EXERCISE REQUIREMENTS
• 1. Answer these from the tuples and sets tutorial, one per line:
(a) What are tuples created with?
(b) What error does the commented-out line `my_tuple[0] = 10` give?
(c) What does the tutorial print for `unique_numbers`?
• 2. In the tuples and sets tutorial, the set `{"apple", "banana", "orange", "apple"}` prints with only one "apple". In one to three sentences, explain why, using the tutorial's own reason.
• 3. Carry on the tuples and sets tutorial from the point where it stops.

SELECTED EXCERPT
>> start

# 16 - Tuples and Sets

## Introduction

Tuples and sets are additional data structures in Python that complement lists and dictionaries. Understanding them is important for data engineering tasks.

## What You'll Learn

- Creating and using tuples
- Tuple operations and methods
- Creating and using sets
- Set operations (union, intersection, difference)
- When to use tuples vs lists vs sets


## Tuples

Tuples are like lists, but they are **immutable** (cannot be changed after creation). They're created using parentheses `()`.


In [1]:
# Create a tuple
coordinates = (10, 20)
print("Coordinates:", coordinates)

# Access tuple elements (same as lists)
print("X coordinate:", coordinates[0])
print("Y coordinate:", coordinates[1])

# Tuples can contain different types
person = ("Alice", 25, "Engineer")
print("Person:", person)


Coordinates: (10, 20)
X coordinate: 10
Y coordinate: 20
Person: ('Alice', 25, 'Engineer')


## Tuple Immutability

Unlike lists, tuples cannot be modified after creation.


In [2]:
# This will work (accessing)
my_tuple = (1, 2, 3)
print("First element:", my_tuple[0])

# This will cause an error (uncomment to see)
# my_tuple[0] = 10  # TypeError: 'tuple' object does not support item assignment


First element: 1


## Tuple Unpacking

You can unpack tuples into multiple variables, which is very useful.


In [3]:
# Unpacking a tuple
point = (5, 10)
x, y = point
print(f"X: {x}, Y: {y}")

# Multiple values
person_info = ("Bob", 30, "Data Engineer")
name, age, job = person_info
print(f"{name} is {age} years old and works as a {job}")


X: 5, Y: 10
Bob is 30 years old and works as a Data Engineer


## Sets

Sets are collections of unique items. They're created using curly braces `{}` or the `set()` function.


In [4]:
# Create a set
fruits = {"apple", "banana", "orange", "apple"}  # Duplicate removed
print("Fruits set:", fruits)

# Create set from list (removes duplicates)
numbers = [1, 2, 2, 3, 3, 3, 4]
unique_numbers = set(numbers)
print("Unique numbers:", unique_numbers)


Fruits set: {'apple', 'banana', 'orange'}
Unique numbers: {1, 2, 3, 4}


## Set Operations

Sets support mathematical operations like union, intersection, and difference.


In [5]:
set1 = {1, 2, 3, 4, 5}
set2 = {4, 5, 6, 7, 8}

# Union (all elements from both sets)
union = set1 | set2  # or set1.union(set2)
print("Union:", union)

# Intersection (common elements)
intersection = set1 & set2  # or set1.intersection(set2)
print("Intersection:", intersection)

>> end

DATA PROVIDED
>> start

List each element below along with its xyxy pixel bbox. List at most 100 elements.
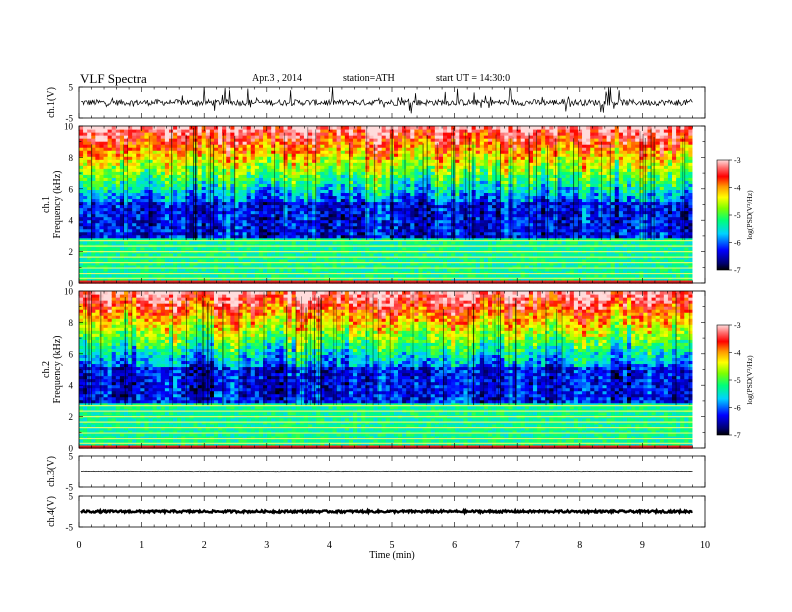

>> end

WRITTEN ANSWERS
• 1.
(a) Parentheses `()`.
(b) TypeError: 'tuple' object does not support item assignment.
(c) Unique numbers: {1, 2, 3, 4}

• 2. Sets are collections of unique items, so the repeated "apple" is dropped as a duplicate. The printed set therefore holds only 'apple', 'banana' and 'orange'.

• 3.
# Difference (elements in set1 but not in set2)
difference = set1 - set2  # or set1.difference(set2)
print("Difference:", difference)


Union: {1, 2, 3, 4, 5, 6, 7, 8}
Intersection: {4, 5}
Difference: {1, 2, 3}


## Set Methods

Sets have useful methods for adding, removing, and checking elements.


In [6]:
# Set methods
my_set = {1, 2, 3}

# Add element
my_set.add(4)
print("After adding 4:", my_set)

# Remove element
my_set.remove(2)
print("After removing 2:", my_set)

# Check if element exists
print("Is 3 in set?", 3 in my_set)
print("Is 5 in set?", 5 in my_set)


After adding 4: {1, 2, 3, 4}
After removing 2: {1, 3, 4}
Is 3 in set? True
Is 5 in set? False


## When to Use Each Data Structure

- **Lists**: When you need an ordered, mutable collection
- **Tuples**: When you need an ordered, immutable collection (e.g., coordinates, database records)
- **Sets**: When you need unique elements and fast membership testing
- **Dictionaries**: When you need key-value pairs


In [7]:
# Practical example: Finding unique values
data = [1, 2, 2, 3, 3, 3, 4, 5, 5]
unique_data = list(set(data))  # Convert to set to remove duplicates, then back to list
print("Unique values:", unique_data)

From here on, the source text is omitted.